Exercise instructions:
Reading down the listing below, count the lines where the word "требованиям" shows up, then give only that count.

Task inputs:
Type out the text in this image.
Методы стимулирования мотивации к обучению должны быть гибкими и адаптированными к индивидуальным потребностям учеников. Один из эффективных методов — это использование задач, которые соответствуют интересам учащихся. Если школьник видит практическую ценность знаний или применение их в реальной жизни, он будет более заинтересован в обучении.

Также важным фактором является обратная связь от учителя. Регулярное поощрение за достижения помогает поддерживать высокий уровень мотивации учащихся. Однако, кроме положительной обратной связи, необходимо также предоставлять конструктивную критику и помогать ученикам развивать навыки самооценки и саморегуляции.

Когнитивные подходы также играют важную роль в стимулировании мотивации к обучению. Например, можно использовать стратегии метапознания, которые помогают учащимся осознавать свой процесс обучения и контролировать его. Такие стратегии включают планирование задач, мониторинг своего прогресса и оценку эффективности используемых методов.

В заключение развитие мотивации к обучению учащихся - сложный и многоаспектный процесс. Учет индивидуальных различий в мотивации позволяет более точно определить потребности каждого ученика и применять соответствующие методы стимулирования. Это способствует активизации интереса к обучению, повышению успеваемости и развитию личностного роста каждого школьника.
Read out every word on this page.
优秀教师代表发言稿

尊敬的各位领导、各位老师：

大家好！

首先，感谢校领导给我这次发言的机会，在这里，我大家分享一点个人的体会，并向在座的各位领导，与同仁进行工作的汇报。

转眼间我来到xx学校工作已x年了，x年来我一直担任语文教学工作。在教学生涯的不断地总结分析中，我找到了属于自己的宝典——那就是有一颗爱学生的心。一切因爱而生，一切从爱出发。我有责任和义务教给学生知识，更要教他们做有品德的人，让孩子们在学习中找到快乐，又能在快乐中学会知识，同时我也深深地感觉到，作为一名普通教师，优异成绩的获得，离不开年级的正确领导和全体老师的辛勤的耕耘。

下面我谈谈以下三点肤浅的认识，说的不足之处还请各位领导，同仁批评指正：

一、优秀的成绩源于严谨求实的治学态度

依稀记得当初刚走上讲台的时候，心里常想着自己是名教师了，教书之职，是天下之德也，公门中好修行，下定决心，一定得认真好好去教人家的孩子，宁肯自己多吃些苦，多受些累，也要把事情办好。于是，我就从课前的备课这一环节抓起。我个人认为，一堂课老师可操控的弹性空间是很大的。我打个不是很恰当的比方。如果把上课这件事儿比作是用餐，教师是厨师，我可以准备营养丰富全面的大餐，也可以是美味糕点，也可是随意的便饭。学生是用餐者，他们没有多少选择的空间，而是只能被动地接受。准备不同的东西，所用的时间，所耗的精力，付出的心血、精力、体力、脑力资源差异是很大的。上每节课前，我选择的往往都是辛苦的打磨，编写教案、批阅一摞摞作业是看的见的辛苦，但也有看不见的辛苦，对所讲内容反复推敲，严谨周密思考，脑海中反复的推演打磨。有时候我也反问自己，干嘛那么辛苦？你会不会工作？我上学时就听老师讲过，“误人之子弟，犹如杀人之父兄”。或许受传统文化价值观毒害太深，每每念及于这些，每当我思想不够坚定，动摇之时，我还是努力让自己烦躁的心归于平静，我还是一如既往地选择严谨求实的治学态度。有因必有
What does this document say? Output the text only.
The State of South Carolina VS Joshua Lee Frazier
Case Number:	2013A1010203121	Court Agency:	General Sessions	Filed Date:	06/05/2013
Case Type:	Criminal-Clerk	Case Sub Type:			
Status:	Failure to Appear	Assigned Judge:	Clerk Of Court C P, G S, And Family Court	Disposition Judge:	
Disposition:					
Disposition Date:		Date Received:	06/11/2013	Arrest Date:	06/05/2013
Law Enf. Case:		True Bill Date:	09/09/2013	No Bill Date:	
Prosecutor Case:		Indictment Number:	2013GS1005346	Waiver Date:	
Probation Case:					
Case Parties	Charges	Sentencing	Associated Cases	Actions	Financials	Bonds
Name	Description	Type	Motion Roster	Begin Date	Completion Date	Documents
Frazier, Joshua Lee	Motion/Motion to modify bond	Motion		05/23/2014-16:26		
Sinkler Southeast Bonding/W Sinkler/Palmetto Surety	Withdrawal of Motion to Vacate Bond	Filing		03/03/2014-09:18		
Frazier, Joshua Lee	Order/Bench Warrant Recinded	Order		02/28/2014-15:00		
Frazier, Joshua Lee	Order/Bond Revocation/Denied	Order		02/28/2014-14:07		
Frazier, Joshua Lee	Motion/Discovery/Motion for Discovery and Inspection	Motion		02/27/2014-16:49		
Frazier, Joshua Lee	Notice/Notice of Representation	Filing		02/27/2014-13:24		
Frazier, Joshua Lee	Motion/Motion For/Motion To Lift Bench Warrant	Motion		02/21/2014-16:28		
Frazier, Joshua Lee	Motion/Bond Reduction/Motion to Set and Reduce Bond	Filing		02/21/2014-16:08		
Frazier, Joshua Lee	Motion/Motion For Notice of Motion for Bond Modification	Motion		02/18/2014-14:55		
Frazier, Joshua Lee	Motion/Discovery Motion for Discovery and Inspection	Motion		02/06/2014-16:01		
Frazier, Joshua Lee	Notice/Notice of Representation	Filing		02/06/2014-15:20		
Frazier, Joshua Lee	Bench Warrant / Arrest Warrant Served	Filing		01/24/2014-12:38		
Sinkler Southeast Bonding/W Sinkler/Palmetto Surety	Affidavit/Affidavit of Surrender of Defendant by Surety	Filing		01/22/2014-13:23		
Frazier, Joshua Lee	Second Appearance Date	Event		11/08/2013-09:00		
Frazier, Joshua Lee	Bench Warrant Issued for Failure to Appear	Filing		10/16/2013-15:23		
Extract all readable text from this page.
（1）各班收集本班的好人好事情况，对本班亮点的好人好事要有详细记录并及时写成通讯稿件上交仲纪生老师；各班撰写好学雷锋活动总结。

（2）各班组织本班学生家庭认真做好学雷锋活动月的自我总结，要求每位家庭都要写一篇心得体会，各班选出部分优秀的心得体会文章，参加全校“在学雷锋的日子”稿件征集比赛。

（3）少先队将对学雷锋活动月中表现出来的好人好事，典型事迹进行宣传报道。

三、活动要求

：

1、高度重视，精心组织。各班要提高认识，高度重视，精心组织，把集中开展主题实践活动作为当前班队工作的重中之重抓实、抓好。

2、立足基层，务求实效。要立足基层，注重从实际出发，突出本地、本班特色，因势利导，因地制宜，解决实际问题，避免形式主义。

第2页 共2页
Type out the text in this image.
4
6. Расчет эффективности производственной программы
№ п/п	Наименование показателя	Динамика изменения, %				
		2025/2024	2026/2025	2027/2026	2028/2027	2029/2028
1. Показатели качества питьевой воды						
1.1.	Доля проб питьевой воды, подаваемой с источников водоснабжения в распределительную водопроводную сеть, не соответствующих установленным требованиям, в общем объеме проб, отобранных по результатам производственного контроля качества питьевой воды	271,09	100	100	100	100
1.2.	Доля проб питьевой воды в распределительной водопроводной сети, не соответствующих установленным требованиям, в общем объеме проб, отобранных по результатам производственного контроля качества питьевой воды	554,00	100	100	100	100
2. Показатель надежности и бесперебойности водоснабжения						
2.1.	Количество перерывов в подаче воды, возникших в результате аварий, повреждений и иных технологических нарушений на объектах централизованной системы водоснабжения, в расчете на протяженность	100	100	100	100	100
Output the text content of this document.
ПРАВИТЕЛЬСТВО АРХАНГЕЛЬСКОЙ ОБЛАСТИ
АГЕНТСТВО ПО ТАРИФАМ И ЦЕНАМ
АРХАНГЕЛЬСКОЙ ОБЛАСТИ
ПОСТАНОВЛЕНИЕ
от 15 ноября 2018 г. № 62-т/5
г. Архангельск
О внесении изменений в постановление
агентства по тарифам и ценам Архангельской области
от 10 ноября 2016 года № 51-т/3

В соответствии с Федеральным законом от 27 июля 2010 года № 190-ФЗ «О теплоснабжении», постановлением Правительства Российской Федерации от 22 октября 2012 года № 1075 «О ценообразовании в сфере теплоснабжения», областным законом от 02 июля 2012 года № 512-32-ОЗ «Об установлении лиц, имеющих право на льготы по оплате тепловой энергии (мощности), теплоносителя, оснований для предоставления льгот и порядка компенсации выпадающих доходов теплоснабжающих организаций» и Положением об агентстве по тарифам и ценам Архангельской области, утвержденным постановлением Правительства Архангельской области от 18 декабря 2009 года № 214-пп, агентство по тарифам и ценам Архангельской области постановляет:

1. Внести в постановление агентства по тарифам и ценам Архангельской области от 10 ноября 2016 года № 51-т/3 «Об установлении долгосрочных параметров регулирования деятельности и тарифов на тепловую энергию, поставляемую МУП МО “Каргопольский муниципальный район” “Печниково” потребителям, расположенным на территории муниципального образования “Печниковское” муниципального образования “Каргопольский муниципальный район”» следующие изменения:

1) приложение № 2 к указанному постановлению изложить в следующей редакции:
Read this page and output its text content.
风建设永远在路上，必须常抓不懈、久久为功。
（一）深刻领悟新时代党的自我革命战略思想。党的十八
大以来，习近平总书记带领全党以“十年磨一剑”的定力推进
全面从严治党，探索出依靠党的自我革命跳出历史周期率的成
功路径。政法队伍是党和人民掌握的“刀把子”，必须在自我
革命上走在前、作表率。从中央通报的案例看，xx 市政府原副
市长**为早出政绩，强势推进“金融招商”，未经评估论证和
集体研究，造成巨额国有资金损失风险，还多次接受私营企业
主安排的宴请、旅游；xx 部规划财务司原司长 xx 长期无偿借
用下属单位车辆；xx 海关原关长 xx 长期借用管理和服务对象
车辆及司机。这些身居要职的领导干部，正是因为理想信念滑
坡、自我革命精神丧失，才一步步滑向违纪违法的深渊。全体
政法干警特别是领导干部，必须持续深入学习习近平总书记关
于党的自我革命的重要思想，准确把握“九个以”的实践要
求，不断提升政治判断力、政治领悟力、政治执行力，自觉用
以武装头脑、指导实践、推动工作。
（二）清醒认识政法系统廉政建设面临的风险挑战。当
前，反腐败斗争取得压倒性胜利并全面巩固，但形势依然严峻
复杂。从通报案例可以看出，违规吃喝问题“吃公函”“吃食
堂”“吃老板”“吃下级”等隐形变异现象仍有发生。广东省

Solution to this exercise:
2